─── Recorded information
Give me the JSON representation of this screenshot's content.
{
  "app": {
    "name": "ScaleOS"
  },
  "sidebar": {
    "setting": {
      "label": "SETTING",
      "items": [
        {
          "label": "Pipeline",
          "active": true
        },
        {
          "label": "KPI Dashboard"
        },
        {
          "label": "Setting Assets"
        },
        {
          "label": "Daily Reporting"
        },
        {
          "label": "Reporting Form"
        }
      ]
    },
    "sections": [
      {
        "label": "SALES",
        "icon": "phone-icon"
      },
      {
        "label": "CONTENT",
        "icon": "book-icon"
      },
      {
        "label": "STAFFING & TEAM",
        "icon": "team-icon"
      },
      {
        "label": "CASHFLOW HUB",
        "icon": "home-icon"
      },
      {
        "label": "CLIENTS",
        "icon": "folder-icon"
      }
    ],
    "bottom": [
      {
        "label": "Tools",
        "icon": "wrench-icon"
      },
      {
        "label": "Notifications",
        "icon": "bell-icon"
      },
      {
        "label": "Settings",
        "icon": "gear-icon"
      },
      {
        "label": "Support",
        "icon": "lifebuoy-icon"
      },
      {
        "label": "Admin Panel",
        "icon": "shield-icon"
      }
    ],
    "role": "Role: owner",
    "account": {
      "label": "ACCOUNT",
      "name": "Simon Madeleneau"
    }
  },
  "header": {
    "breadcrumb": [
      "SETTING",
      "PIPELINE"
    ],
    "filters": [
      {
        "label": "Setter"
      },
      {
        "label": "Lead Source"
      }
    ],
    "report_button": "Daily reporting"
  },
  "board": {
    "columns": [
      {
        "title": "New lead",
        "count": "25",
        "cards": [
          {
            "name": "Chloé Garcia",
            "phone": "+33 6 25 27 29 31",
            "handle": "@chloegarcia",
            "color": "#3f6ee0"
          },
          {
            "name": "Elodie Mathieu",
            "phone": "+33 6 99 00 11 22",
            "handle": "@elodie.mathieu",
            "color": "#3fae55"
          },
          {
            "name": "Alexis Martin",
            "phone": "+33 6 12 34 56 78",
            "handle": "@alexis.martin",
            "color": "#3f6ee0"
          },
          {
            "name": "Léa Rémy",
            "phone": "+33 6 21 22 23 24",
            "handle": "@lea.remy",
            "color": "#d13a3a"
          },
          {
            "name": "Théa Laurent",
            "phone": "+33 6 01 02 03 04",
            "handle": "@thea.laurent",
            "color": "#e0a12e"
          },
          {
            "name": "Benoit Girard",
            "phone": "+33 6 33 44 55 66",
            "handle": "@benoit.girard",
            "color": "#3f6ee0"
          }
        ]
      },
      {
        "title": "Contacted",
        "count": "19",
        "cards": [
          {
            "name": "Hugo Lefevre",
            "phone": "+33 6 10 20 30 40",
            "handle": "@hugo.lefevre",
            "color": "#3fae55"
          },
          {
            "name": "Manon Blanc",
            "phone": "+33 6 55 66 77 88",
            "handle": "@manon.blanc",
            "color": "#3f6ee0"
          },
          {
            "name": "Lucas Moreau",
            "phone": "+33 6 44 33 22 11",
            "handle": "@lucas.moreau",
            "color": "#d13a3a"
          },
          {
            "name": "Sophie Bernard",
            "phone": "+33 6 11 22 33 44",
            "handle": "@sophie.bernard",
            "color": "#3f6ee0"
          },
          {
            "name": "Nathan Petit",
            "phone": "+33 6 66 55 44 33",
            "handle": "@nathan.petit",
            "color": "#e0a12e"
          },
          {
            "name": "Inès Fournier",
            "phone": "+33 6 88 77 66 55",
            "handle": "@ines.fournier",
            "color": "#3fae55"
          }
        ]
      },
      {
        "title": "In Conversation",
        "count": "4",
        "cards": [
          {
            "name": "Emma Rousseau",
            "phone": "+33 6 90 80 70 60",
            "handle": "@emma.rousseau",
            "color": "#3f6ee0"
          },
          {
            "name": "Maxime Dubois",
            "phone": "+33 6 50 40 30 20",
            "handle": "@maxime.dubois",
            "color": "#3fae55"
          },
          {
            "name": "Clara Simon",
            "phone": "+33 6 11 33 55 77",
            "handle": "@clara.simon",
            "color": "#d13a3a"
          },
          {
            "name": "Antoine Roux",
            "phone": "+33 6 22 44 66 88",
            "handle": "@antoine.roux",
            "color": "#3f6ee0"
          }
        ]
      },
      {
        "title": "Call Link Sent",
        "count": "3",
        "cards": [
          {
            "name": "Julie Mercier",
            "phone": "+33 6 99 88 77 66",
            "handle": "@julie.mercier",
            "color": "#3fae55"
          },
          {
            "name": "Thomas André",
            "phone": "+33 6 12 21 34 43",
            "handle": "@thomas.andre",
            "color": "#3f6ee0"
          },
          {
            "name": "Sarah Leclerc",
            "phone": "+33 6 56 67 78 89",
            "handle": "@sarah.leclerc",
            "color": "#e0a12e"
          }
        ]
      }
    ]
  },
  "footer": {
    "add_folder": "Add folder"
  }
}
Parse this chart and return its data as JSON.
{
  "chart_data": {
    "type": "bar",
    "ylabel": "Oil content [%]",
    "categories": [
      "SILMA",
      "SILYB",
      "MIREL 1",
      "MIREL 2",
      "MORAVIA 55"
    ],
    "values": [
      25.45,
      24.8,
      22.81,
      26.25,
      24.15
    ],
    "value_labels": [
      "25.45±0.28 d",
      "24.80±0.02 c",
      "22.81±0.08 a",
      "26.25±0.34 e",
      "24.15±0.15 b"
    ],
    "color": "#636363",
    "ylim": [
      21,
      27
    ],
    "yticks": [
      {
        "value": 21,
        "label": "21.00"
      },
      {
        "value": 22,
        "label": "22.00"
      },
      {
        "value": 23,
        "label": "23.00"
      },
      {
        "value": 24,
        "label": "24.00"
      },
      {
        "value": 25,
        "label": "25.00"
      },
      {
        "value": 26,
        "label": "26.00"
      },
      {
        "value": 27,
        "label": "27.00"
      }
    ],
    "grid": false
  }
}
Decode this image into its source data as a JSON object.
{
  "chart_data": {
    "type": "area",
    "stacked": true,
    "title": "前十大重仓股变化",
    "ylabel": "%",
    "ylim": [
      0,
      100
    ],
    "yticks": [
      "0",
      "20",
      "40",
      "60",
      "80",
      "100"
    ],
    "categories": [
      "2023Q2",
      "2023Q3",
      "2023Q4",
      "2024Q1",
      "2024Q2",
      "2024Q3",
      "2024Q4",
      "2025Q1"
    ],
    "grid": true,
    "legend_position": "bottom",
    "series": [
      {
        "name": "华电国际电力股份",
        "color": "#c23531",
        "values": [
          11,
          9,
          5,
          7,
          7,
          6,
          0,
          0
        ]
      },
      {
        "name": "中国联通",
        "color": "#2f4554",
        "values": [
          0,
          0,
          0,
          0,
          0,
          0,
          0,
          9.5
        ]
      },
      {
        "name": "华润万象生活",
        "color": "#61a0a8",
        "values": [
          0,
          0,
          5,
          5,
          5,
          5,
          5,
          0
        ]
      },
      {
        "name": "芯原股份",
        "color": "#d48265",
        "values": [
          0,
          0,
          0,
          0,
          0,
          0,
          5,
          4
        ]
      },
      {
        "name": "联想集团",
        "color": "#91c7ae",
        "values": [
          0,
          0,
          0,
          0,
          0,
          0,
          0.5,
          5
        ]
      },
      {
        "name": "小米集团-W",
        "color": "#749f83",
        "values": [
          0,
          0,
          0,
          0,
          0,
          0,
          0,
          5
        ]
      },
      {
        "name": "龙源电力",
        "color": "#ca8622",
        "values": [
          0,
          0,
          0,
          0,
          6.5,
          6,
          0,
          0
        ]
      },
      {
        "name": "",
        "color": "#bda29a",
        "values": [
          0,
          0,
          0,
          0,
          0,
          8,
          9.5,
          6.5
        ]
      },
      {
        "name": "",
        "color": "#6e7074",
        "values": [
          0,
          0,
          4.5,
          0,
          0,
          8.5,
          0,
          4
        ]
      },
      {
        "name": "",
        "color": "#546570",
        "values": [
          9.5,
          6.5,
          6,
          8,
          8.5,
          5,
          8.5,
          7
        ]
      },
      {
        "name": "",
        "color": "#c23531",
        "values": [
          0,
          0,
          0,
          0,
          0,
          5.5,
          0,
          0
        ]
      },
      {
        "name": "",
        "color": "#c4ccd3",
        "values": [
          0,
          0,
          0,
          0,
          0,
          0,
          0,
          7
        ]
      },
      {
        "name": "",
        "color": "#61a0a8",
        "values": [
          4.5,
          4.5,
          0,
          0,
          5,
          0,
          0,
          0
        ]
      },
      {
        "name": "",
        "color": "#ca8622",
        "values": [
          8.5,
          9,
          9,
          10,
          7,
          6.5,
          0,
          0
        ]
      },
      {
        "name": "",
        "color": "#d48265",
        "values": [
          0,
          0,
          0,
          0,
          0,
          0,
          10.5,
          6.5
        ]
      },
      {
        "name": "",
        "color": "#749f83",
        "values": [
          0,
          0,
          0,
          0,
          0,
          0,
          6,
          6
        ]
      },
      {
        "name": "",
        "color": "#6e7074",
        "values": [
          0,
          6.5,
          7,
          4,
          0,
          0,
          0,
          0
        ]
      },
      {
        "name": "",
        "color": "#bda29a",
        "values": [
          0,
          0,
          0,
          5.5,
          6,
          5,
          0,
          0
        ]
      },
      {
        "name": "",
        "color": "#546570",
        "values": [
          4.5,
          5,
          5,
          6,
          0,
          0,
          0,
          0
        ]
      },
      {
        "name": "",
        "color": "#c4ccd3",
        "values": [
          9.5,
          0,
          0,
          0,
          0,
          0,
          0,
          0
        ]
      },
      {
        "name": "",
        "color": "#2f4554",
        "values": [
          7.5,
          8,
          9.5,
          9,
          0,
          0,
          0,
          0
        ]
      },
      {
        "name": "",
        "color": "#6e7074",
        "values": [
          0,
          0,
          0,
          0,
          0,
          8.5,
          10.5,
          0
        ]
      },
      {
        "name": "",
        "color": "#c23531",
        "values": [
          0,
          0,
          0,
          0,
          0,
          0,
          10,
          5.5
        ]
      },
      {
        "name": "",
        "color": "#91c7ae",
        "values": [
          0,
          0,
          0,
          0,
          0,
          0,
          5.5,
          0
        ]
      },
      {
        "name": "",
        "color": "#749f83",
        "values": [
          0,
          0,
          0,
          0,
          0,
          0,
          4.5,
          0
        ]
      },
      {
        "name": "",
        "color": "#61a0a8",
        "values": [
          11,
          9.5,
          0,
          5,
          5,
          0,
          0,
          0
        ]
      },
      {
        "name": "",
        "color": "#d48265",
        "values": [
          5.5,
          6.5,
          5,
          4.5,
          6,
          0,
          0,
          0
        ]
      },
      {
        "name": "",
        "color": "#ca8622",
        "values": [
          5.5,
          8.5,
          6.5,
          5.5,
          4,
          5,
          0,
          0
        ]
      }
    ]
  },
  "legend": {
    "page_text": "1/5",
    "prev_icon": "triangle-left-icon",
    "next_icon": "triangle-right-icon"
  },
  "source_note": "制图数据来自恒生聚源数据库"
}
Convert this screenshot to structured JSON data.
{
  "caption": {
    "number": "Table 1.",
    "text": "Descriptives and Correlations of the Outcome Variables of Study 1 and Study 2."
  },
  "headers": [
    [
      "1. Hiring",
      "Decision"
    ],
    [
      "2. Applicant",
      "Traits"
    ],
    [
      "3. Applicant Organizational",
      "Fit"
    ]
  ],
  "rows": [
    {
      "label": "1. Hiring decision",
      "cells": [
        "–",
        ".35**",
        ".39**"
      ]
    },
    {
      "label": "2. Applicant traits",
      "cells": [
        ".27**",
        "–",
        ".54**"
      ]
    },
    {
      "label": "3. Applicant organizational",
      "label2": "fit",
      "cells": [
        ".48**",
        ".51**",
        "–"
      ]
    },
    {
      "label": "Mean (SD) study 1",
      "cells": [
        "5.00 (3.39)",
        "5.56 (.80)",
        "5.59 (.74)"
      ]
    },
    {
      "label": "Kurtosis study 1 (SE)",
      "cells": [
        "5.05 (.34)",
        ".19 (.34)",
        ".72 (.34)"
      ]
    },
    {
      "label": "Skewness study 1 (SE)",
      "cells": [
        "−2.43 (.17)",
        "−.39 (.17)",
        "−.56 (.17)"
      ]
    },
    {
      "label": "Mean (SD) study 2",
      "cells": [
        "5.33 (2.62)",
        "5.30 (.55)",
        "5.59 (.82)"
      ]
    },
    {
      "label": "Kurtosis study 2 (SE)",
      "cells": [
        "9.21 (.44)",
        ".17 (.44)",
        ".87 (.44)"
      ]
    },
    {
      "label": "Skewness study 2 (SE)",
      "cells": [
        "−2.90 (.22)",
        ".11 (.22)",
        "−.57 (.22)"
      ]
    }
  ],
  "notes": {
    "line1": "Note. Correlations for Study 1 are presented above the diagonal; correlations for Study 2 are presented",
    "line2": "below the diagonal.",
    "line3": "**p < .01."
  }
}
──────
Task brief |
Of the lines in the listing, how many hold the word "Mean"? Nothing but the number is needed.

Exercise output |
2